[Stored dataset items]
......
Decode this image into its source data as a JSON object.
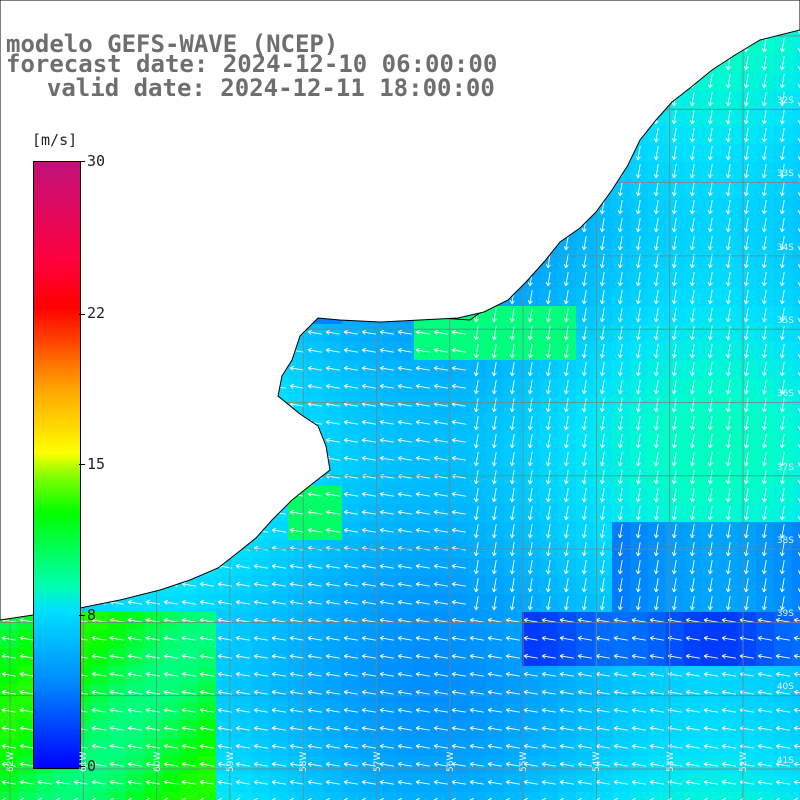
{
  "title": {
    "line1": "modelo GEFS-WAVE (NCEP)",
    "line2": "forecast date: 2024-12-10 06:00:00",
    "line3": "  valid date: 2024-12-11 18:00:00"
  },
  "colorbar": {
    "unit": "[m/s]",
    "ticks": [
      "30",
      "22",
      "15",
      "8",
      "0"
    ]
  },
  "map": {
    "variable": "wind speed and direction",
    "colors": {
      "land": "#ffffff",
      "coast": "#000000",
      "grid": "#7f7f7f",
      "arrow": "#ffffff"
    },
    "lat_labels": [
      "32S",
      "33S",
      "34S",
      "35S",
      "36S",
      "37S",
      "38S",
      "39S",
      "40S",
      "41S"
    ],
    "lon_labels": [
      "62W",
      "61W",
      "60W",
      "59W",
      "58W",
      "57W",
      "56W",
      "55W",
      "54W",
      "53W",
      "52W"
    ]
  }
}
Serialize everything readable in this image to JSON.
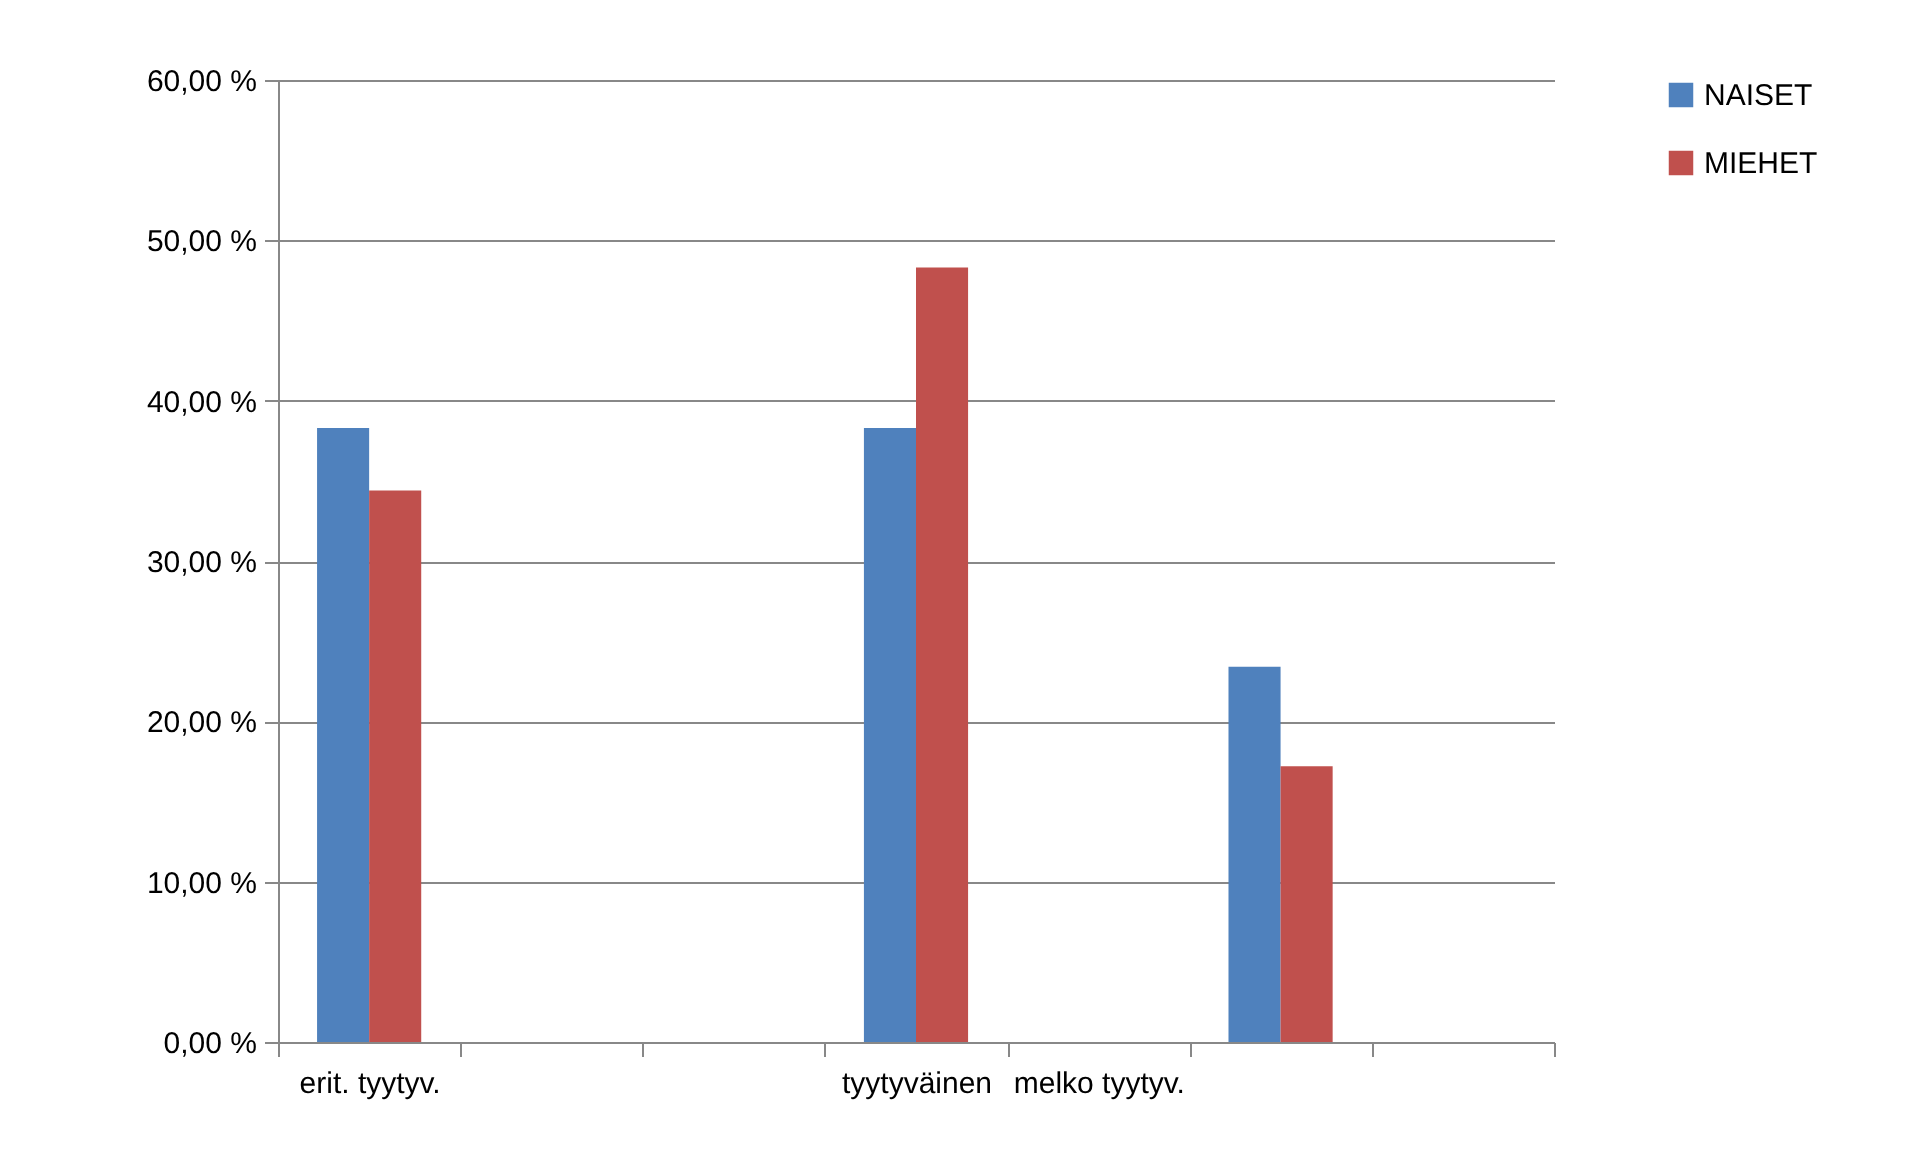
{
  "chart_data": {
    "type": "bar",
    "categories": [
      "erit. tyytyv.",
      null,
      null,
      "tyytyväinen",
      "melko tyytyv.",
      null,
      null
    ],
    "series": [
      {
        "name": "NAISET",
        "color": "#4f81bd",
        "values": [
          38.3,
          null,
          null,
          38.3,
          null,
          23.4,
          null
        ]
      },
      {
        "name": "MIEHET",
        "color": "#c0504d",
        "values": [
          34.4,
          null,
          null,
          48.3,
          null,
          17.2,
          null
        ]
      }
    ],
    "ylim": [
      0,
      60
    ],
    "yticks": [
      {
        "value": 0,
        "label": "0,00 %"
      },
      {
        "value": 10,
        "label": "10,00 %"
      },
      {
        "value": 20,
        "label": "20,00 %"
      },
      {
        "value": 30,
        "label": "30,00 %"
      },
      {
        "value": 40,
        "label": "40,00 %"
      },
      {
        "value": 50,
        "label": "50,00 %"
      },
      {
        "value": 60,
        "label": "60,00 %"
      }
    ],
    "grid": "y",
    "legend": "right"
  }
}
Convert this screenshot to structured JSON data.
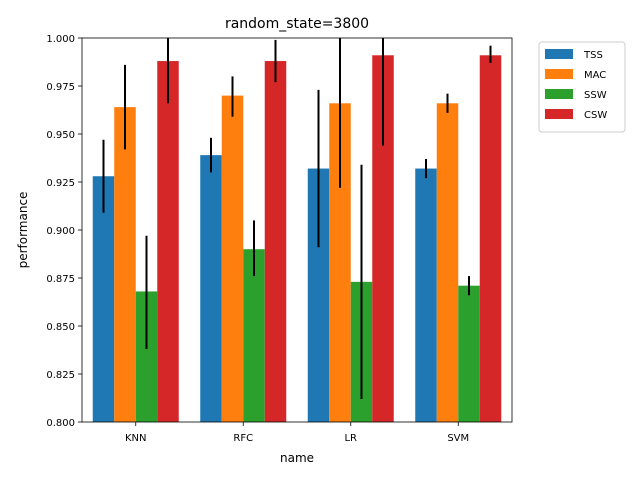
{
  "chart_data": {
    "type": "bar",
    "title": "random_state=3800",
    "xlabel": "name",
    "ylabel": "performance",
    "categories": [
      "KNN",
      "RFC",
      "LR",
      "SVM"
    ],
    "ylim": [
      0.8,
      1.0
    ],
    "yticks": [
      "0.800",
      "0.825",
      "0.850",
      "0.875",
      "0.900",
      "0.925",
      "0.950",
      "0.975",
      "1.000"
    ],
    "grid": false,
    "legend_position": "outside upper right",
    "series": [
      {
        "name": "TSS",
        "color": "#1f77b4",
        "values": [
          0.928,
          0.939,
          0.932,
          0.932
        ],
        "err_low": [
          0.909,
          0.93,
          0.891,
          0.927
        ],
        "err_high": [
          0.947,
          0.948,
          0.973,
          0.937
        ]
      },
      {
        "name": "MAC",
        "color": "#ff7f0e",
        "values": [
          0.964,
          0.97,
          0.966,
          0.966
        ],
        "err_low": [
          0.942,
          0.959,
          0.922,
          0.961
        ],
        "err_high": [
          0.986,
          0.98,
          1.01,
          0.971
        ]
      },
      {
        "name": "SSW",
        "color": "#2ca02c",
        "values": [
          0.868,
          0.89,
          0.873,
          0.871
        ],
        "err_low": [
          0.838,
          0.876,
          0.812,
          0.866
        ],
        "err_high": [
          0.897,
          0.905,
          0.934,
          0.876
        ]
      },
      {
        "name": "CSW",
        "color": "#d62728",
        "values": [
          0.988,
          0.988,
          0.991,
          0.991
        ],
        "err_low": [
          0.966,
          0.977,
          0.944,
          0.987
        ],
        "err_high": [
          1.01,
          0.999,
          1.01,
          0.996
        ]
      }
    ]
  }
}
......
- _TASK TO COMPLETE_
Which lines of the data include "image"? Copy each of them.

- _ANSWER FOR THIS EXERCISE_
Decode this image into its source data as a JSON object.
Serialize everything readable in this image to JSON.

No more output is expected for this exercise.